_YOUR TASK_. Identify each line in the entries below that contains the word "element", and copy those lines out in full.

_SOURCE DATA_.

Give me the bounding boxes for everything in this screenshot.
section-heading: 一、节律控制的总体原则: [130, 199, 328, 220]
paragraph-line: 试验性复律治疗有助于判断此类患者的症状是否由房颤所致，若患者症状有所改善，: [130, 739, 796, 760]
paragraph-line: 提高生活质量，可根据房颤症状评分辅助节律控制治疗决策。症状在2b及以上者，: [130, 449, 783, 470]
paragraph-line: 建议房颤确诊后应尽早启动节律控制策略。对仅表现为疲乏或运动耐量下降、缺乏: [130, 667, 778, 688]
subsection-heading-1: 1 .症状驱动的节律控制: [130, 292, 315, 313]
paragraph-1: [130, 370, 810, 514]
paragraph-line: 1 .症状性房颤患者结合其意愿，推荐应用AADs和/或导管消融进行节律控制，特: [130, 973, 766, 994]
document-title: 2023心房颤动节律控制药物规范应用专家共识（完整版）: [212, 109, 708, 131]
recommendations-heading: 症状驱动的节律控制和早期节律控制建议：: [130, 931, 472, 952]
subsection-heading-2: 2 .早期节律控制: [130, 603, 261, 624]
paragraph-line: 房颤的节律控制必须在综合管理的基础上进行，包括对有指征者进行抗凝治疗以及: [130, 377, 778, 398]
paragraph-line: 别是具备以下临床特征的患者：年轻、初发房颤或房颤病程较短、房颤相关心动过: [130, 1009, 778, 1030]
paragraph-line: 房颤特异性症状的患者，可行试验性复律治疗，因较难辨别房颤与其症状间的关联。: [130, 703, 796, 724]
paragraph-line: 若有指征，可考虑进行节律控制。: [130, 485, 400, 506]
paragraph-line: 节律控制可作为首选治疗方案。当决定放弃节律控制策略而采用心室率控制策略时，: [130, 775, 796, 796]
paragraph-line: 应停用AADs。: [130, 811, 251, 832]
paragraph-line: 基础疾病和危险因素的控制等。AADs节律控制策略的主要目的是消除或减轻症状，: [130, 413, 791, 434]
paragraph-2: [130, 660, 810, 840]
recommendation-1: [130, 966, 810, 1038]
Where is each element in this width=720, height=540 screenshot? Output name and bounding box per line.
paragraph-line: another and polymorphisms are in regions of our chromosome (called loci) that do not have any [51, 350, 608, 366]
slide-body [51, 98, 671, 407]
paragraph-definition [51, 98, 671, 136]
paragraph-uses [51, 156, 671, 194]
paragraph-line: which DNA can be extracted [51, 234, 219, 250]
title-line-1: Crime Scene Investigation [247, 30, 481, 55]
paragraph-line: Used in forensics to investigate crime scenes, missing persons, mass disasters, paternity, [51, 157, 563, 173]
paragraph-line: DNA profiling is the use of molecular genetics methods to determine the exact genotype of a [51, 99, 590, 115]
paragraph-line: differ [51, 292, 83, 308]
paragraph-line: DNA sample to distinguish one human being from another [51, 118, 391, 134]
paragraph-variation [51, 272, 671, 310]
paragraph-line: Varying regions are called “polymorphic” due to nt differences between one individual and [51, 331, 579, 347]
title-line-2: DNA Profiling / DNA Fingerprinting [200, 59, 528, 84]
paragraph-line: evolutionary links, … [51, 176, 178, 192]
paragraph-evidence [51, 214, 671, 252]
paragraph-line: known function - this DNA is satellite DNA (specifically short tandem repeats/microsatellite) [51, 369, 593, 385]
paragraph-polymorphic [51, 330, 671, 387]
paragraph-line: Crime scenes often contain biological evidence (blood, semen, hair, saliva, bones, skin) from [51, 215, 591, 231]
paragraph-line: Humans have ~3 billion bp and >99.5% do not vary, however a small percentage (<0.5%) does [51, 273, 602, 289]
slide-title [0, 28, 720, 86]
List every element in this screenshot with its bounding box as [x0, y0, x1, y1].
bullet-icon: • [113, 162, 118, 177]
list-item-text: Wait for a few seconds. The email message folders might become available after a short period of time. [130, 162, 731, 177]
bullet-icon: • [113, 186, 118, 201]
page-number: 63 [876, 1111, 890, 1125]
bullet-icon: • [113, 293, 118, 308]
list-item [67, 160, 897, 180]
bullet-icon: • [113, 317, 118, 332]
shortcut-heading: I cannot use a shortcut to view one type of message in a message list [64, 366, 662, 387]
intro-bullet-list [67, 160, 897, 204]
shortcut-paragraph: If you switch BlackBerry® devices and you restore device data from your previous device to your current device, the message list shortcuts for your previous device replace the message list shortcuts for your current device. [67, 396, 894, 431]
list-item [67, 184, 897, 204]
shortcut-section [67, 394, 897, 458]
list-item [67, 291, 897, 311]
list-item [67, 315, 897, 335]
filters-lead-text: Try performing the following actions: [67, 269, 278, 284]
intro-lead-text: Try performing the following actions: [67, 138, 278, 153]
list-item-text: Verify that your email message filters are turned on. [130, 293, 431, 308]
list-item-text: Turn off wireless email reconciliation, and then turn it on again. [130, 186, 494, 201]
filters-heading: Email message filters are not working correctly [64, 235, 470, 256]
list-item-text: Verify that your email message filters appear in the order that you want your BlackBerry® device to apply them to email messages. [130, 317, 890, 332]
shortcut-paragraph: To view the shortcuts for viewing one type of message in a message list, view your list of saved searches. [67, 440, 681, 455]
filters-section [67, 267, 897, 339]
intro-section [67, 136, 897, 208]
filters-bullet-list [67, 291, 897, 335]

_FULL ANSWER_.
Where is each element in this width=720, height=540 screenshot? Output name and bounding box per line.
List every element in this screenshot with its bounding box as [x0, y0, x1, y1].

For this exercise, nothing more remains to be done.